Give only the number of lines in the data that include the string "this".

--------

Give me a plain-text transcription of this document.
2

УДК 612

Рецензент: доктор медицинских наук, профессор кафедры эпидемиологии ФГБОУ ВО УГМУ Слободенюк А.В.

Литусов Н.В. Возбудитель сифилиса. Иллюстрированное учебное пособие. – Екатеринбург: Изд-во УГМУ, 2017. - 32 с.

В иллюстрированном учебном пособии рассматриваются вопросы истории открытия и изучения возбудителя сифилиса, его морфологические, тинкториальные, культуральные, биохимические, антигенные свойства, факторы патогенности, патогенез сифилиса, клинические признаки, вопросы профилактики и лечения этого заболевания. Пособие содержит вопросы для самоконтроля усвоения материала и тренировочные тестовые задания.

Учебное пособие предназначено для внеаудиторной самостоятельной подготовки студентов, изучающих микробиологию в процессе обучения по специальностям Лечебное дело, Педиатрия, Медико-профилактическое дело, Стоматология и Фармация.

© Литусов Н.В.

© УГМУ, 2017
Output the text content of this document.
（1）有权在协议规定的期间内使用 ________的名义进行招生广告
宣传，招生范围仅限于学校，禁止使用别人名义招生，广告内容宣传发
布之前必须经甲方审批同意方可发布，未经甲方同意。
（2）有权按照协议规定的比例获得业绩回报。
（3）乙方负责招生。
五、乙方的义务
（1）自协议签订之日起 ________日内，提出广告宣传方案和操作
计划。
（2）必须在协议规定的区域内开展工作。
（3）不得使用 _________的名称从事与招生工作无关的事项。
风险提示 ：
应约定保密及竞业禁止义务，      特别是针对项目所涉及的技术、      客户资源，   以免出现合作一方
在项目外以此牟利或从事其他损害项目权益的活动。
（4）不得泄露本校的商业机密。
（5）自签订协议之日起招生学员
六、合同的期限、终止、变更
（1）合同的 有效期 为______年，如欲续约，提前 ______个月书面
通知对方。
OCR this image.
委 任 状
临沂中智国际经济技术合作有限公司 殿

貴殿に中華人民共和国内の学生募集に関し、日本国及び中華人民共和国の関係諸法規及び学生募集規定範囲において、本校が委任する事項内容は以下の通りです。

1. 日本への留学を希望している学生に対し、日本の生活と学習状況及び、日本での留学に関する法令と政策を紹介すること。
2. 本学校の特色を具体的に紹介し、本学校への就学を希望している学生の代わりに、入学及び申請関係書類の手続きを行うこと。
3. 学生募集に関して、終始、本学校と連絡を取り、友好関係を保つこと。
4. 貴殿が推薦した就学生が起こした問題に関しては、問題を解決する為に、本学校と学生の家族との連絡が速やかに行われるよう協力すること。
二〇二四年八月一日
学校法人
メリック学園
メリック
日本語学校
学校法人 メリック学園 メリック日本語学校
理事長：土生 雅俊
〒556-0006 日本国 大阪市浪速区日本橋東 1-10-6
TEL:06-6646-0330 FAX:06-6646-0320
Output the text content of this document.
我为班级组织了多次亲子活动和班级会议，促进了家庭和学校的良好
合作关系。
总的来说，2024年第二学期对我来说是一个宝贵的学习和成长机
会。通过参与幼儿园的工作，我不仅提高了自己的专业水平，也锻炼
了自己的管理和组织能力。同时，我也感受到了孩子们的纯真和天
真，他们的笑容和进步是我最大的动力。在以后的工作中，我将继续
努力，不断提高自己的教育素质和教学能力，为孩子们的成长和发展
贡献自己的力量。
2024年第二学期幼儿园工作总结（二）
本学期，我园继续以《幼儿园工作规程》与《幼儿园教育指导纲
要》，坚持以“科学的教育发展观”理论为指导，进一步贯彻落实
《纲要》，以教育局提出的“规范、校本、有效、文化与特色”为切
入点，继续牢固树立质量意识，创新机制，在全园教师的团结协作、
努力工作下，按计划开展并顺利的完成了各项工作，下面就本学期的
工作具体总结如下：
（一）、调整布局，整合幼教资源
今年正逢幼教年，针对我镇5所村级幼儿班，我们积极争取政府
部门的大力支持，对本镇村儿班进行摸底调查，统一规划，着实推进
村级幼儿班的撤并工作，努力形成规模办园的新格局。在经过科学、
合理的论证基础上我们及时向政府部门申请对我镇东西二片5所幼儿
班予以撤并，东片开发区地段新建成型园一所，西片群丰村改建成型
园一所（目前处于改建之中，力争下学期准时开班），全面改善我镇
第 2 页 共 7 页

--------

Full output:
4